> _EXERCISE GOAL_
Collect all lines from the listing that include the string "entrées".

──────── ITEMS ────────

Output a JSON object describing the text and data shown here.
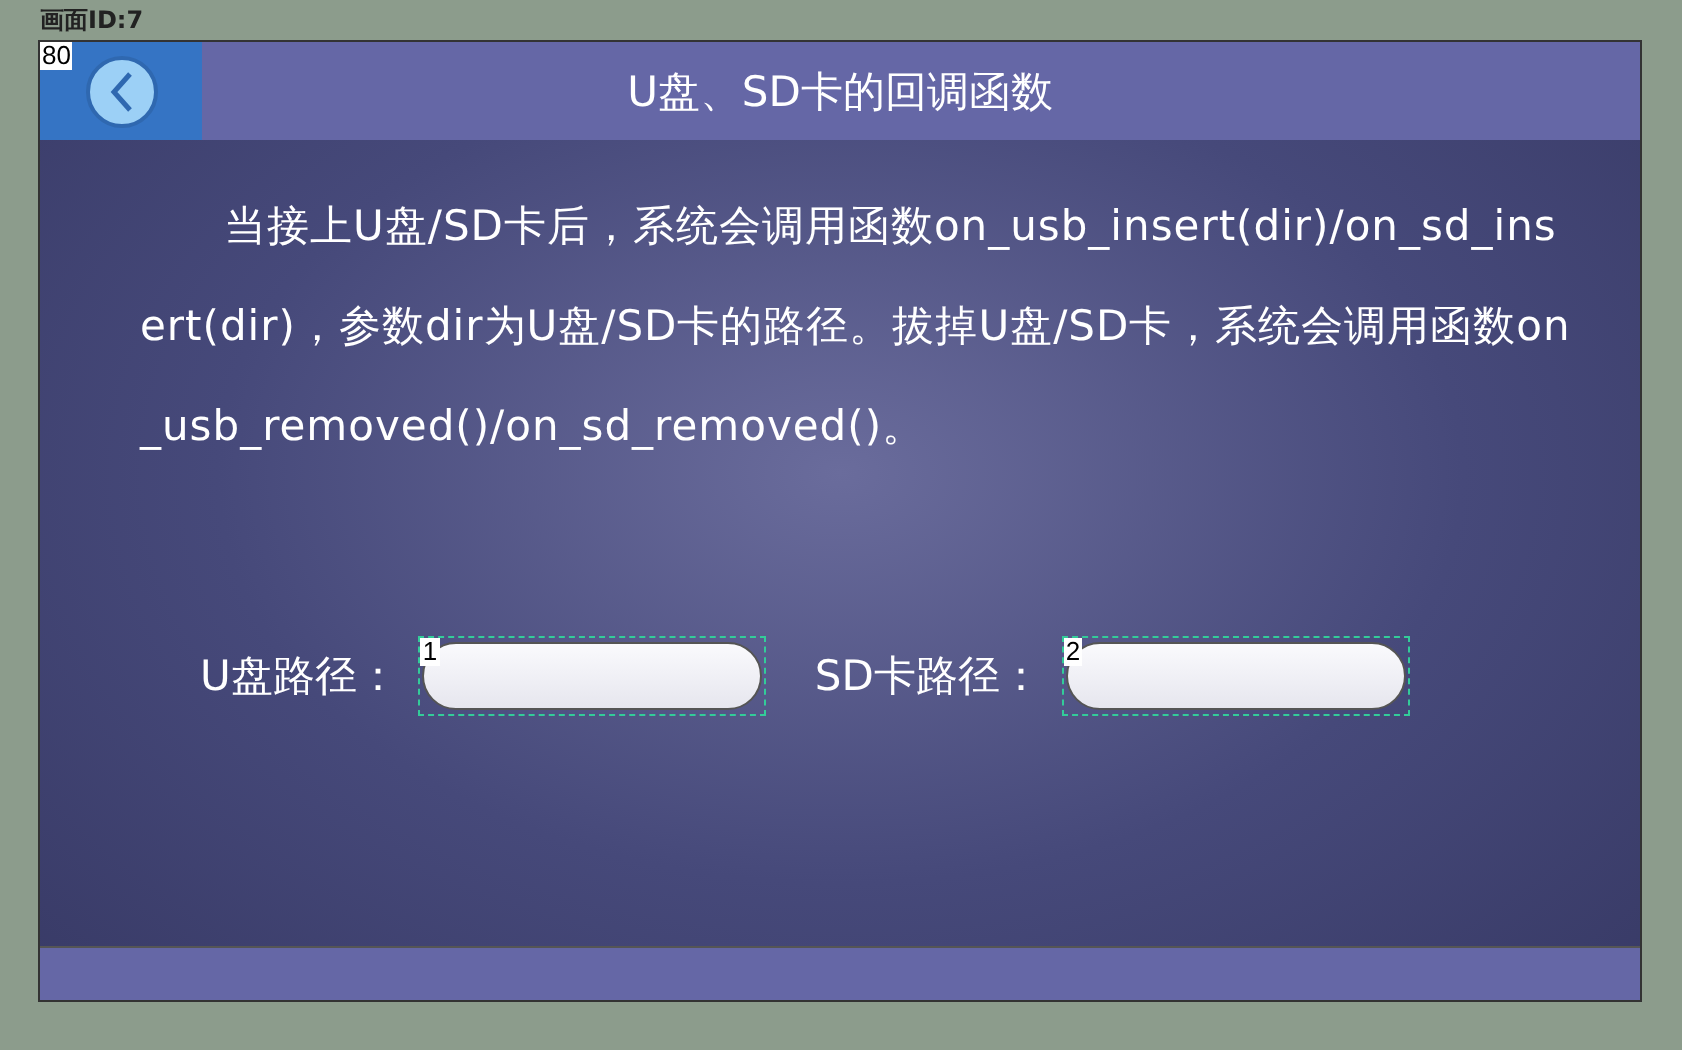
{
  "editor": {
    "screen_label": "画面ID:7"
  },
  "header": {
    "title": "U盘、SD卡的回调函数",
    "back_button": {
      "widget_id": "80"
    }
  },
  "description": "当接上U盘/SD卡后，系统会调用函数on_usb_insert(dir)/on_sd_insert(dir)，参数dir为U盘/SD卡的路径。拔掉U盘/SD卡，系统会调用函数on_usb_removed()/on_sd_removed()。",
  "fields": [
    {
      "label": "U盘路径：",
      "widget_id": "1"
    },
    {
      "label": "SD卡路径：",
      "widget_id": "2"
    }
  ]
}
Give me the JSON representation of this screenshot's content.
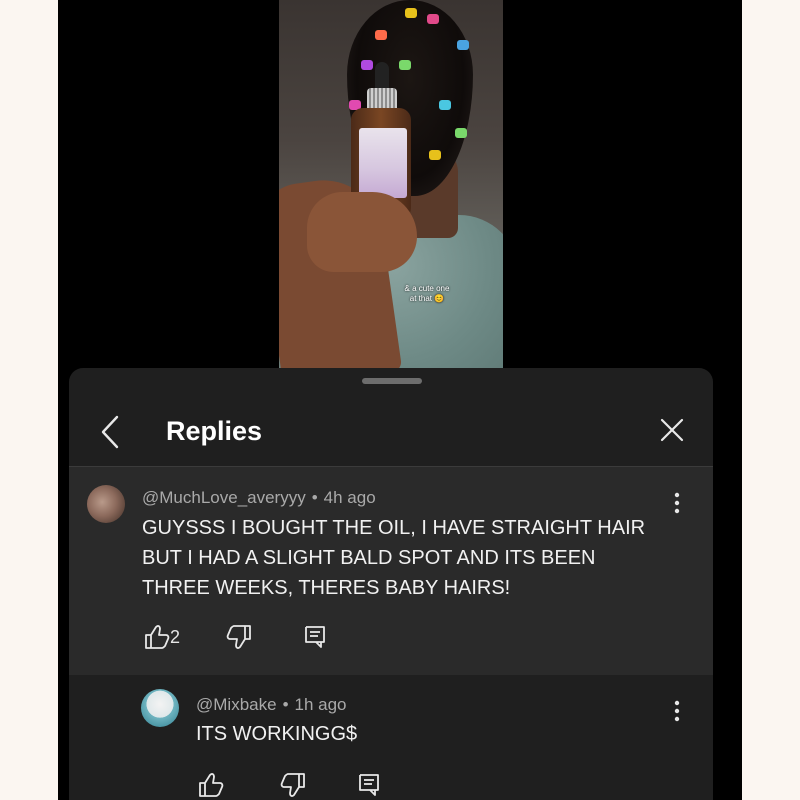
{
  "video": {
    "caption_line1": "& a cute one",
    "caption_line2": "at that 😊"
  },
  "replies_panel": {
    "title": "Replies",
    "back_icon": "chevron-left-icon",
    "close_icon": "close-icon"
  },
  "parent_comment": {
    "author": "@MuchLove_averyyy",
    "time": "4h ago",
    "text_line1": "GUYSSS I BOUGHT THE OIL, I HAVE STRAIGHT HAIR",
    "text_line2": "BUT I HAD A SLIGHT BALD SPOT AND ITS BEEN",
    "text_line3": "THREE WEEKS, THERES BABY HAIRS!",
    "likes": "2"
  },
  "reply": {
    "author": "@Mixbake",
    "time": "1h ago",
    "text": "ITS WORKINGG$"
  },
  "meta_separator": "•",
  "colors": {
    "sheet_bg": "#1f1f1f",
    "highlight_bg": "#2a2a2a",
    "text": "#f1f1f1",
    "meta": "#a9a9a9"
  }
}
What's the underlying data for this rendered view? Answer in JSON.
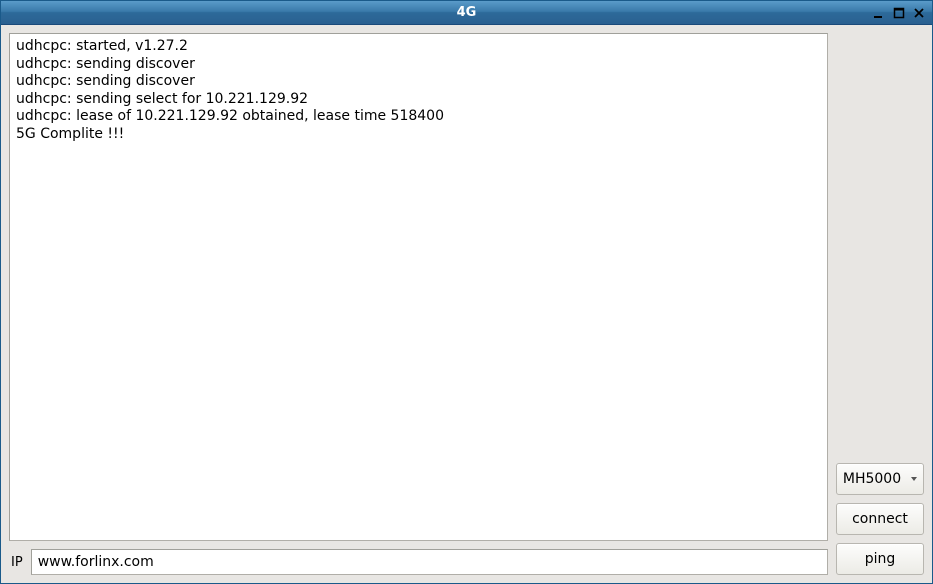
{
  "window": {
    "title": "4G"
  },
  "log": {
    "lines": [
      "udhcpc: started, v1.27.2",
      "udhcpc: sending discover",
      "udhcpc: sending discover",
      "udhcpc: sending select for 10.221.129.92",
      "udhcpc: lease of 10.221.129.92 obtained, lease time 518400",
      "5G Complite !!!"
    ]
  },
  "ip": {
    "label": "IP",
    "value": "www.forlinx.com"
  },
  "controls": {
    "module_select": {
      "selected": "MH5000"
    },
    "connect_label": "connect",
    "ping_label": "ping"
  }
}
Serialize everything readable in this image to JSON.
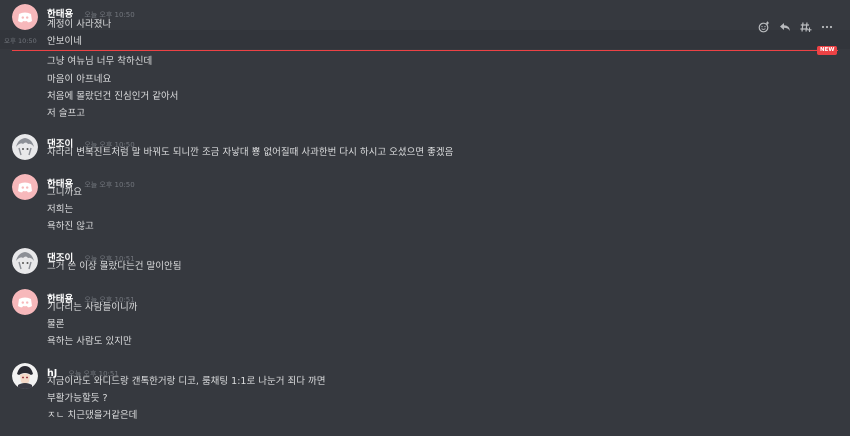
{
  "colors": {
    "background": "#36393f",
    "hover_background": "#32353b",
    "author": "#ffffff",
    "text": "#dcddde",
    "timestamp": "#72767d",
    "new_divider": "#ed4245",
    "discord_avatar_bg": "#f7b8bb"
  },
  "toolbar": {
    "icons": [
      "add-reaction-icon",
      "reply-icon",
      "create-thread-icon",
      "more-icon"
    ]
  },
  "new_badge": "NEW",
  "groups": [
    {
      "author": "한태용",
      "timestamp": "오늘 오후 10:50",
      "avatar": "discord-default-avatar",
      "lines": [
        {
          "text": "계정이 사라졌나"
        },
        {
          "text": "안보이네",
          "side_ts": "오후 10:50"
        },
        {
          "text": "그냥 여뉴님 너무 착하신데"
        },
        {
          "text": "마음이 아프네요"
        },
        {
          "text": "처음에 몰랐던건 진심인거 같아서"
        },
        {
          "text": "저 슬프고"
        }
      ]
    },
    {
      "author": "댄조이",
      "timestamp": "오늘 오후 10:50",
      "avatar": "anime-avatar",
      "lines": [
        {
          "text": "차라리 변복진트처럼 말 바꿔도 되니깐 조금 자낳대 뿅 없어질때 사과한번 다시 하시고 오셨으면 좋겠음"
        }
      ]
    },
    {
      "author": "한태용",
      "timestamp": "오늘 오후 10:50",
      "avatar": "discord-default-avatar",
      "lines": [
        {
          "text": "그니까요"
        },
        {
          "text": "저희는"
        },
        {
          "text": "욕하진 않고"
        }
      ]
    },
    {
      "author": "댄조이",
      "timestamp": "오늘 오후 10:51",
      "avatar": "anime-avatar",
      "lines": [
        {
          "text": "그거 쓴 이상 몰랐다는건 말이안됨"
        }
      ]
    },
    {
      "author": "한태용",
      "timestamp": "오늘 오후 10:51",
      "avatar": "discord-default-avatar",
      "lines": [
        {
          "text": "기다리는 사람들이니까"
        },
        {
          "text": "물론"
        },
        {
          "text": "욕하는 사람도 있지만"
        }
      ]
    },
    {
      "author": "hJ",
      "timestamp": "오늘 오후 10:51",
      "avatar": "character-avatar",
      "lines": [
        {
          "text": "지금이라도 와디드랑 갠톡한거랑 디코, 룸채팅 1:1로 나눈거 죄다 까면"
        },
        {
          "text": "부활가능할듯 ?"
        },
        {
          "text": "ㅈㄴ 치근댔을거같은데"
        }
      ]
    }
  ]
}
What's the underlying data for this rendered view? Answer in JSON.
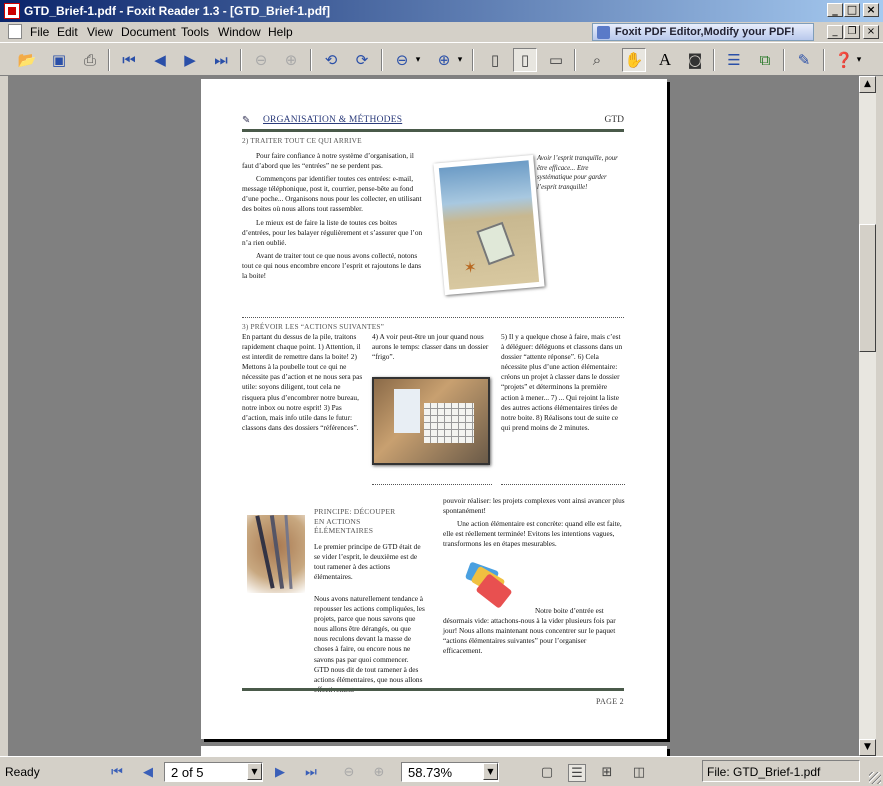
{
  "window": {
    "title": "GTD_Brief-1.pdf - Foxit Reader 1.3 - [GTD_Brief-1.pdf]"
  },
  "menu": [
    "File",
    "Edit",
    "View",
    "Document",
    "Tools",
    "Window",
    "Help"
  ],
  "ad": "Foxit PDF Editor,Modify your PDF!",
  "toolbar_icons": [
    "open-icon",
    "save-icon",
    "print-icon",
    "first-page-icon",
    "prev-page-icon",
    "next-page-icon",
    "last-page-icon",
    "back-icon",
    "forward-icon",
    "rotate-left-icon",
    "rotate-right-icon",
    "zoom-out-icon",
    "zoom-in-icon",
    "actual-size-icon",
    "fit-page-icon",
    "fit-width-icon",
    "find-icon",
    "hand-icon",
    "select-text-icon",
    "snapshot-icon",
    "bookmarks-icon",
    "thumbnails-icon",
    "annotate-icon",
    "help-icon"
  ],
  "doc": {
    "section": "ORGANISATION & MÉTHODES",
    "brand": "GTD",
    "h_traiter": "2) TRAITER TOUT CE QUI ARRIVE",
    "p1": "Pour faire confiance à notre système d’organisation, il faut d’abord que les “entrées” ne se perdent pas.",
    "p2": "Commençons par identifier toutes ces entrées: e-mail, message téléphonique, post it, courrier, pense-bête au fond d’une poche... Organisons nous pour les collecter, en utilisant des boites où nous allons tout rassembler.",
    "p3": "Le mieux est de faire la liste de toutes ces boites d’entrées, pour les balayer régulièrement et s’assurer que l’on n’a rien oublié.",
    "p4": "Avant de traiter tout ce que nous avons collecté, notons tout ce qui nous encombre encore l’esprit et rajoutons le dans la boite!",
    "quote": "Avoir l’esprit tranquille, pour être efficace... Etre systématique pour garder l’esprit tranquille!",
    "h_prevoir": "3) PRÉVOIR LES “ACTIONS SUIVANTES”",
    "col1": "En partant du dessus de la pile, traitons rapidement chaque point. 1) Attention, il est interdit de remettre dans la boite! 2) Mettons à la poubelle tout ce qui ne nécessite pas d’action et ne nous sera pas utile: soyons diligent, tout cela ne risquera plus d’encombrer notre bureau, notre inbox ou notre esprit! 3) Pas d’action, mais info utile dans le futur: classons dans des dossiers “références”.",
    "col2": "4) A voir peut-être un jour quand nous aurons le temps: classer dans un dossier “frigo”.",
    "col3": "5) Il y a quelque chose à faire, mais c’est à déléguer: déléguons et classons dans un dossier “attente réponse”. 6) Cela nécessite plus d’une action élémentaire: créons un projet à classer dans le dossier “projets” et déterminons la première action à mener... 7) ... Qui rejoint la liste des autres actions élémentaires tirées de notre boite. 8) Réalisons tout de suite ce qui prend moins de 2 minutes.",
    "h_principe": "PRINCIPE: DÉCOUPER EN ACTIONS ÉLÉMENTAIRES",
    "p5": "Le premier principe de GTD était de se vider l’esprit, le deuxième est de tout ramener à des actions élémentaires.",
    "p6": "Nous avons naturellement tendance à repousser les actions compliquées, les projets, parce que nous savons que nous allons être dérangés, ou que nous reculons devant la masse de choses à faire, ou encore nous ne savons pas par quoi commencer. GTD nous dit de tout ramener à des actions élémentaires, que nous allons effectivement",
    "p7": "pouvoir réaliser: les projets complexes vont ainsi avancer plus spontanément!",
    "p8": "Une action élémentaire est concrète: quand elle est faite, elle est réellement terminée! Evitons les intentions vagues, transformons les en étapes mesurables.",
    "p9": "Notre boite d’entrée est désormais vide: attachons-nous à la vider plusieurs fois par jour! Nous allons maintenant nous concentrer sur le paquet “actions élémentaires suivantes” pour l’organiser efficacement.",
    "footer": "PAGE 2"
  },
  "status": {
    "ready": "Ready",
    "page": "2 of 5",
    "zoom": "58.73%",
    "file": "File: GTD_Brief-1.pdf"
  }
}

────────

> _TASK SOLUTION_
    "p1": "Pour faire confiance à notre système d’organisation, il faut d’abord que les “entrées” ne se perdent pas.",
    "p2": "Commençons par identifier toutes ces entrées: e-mail, message téléphonique, post it, courrier, pense-bête au fond d’une poche... Organisons nous pour les collecter, en utilisant des boites où nous allons tout rassembler.",
    "p3": "Le mieux est de faire la liste de toutes ces boites d’entrées, pour les balayer régulièrement et s’assurer que l’on n’a rien oublié.",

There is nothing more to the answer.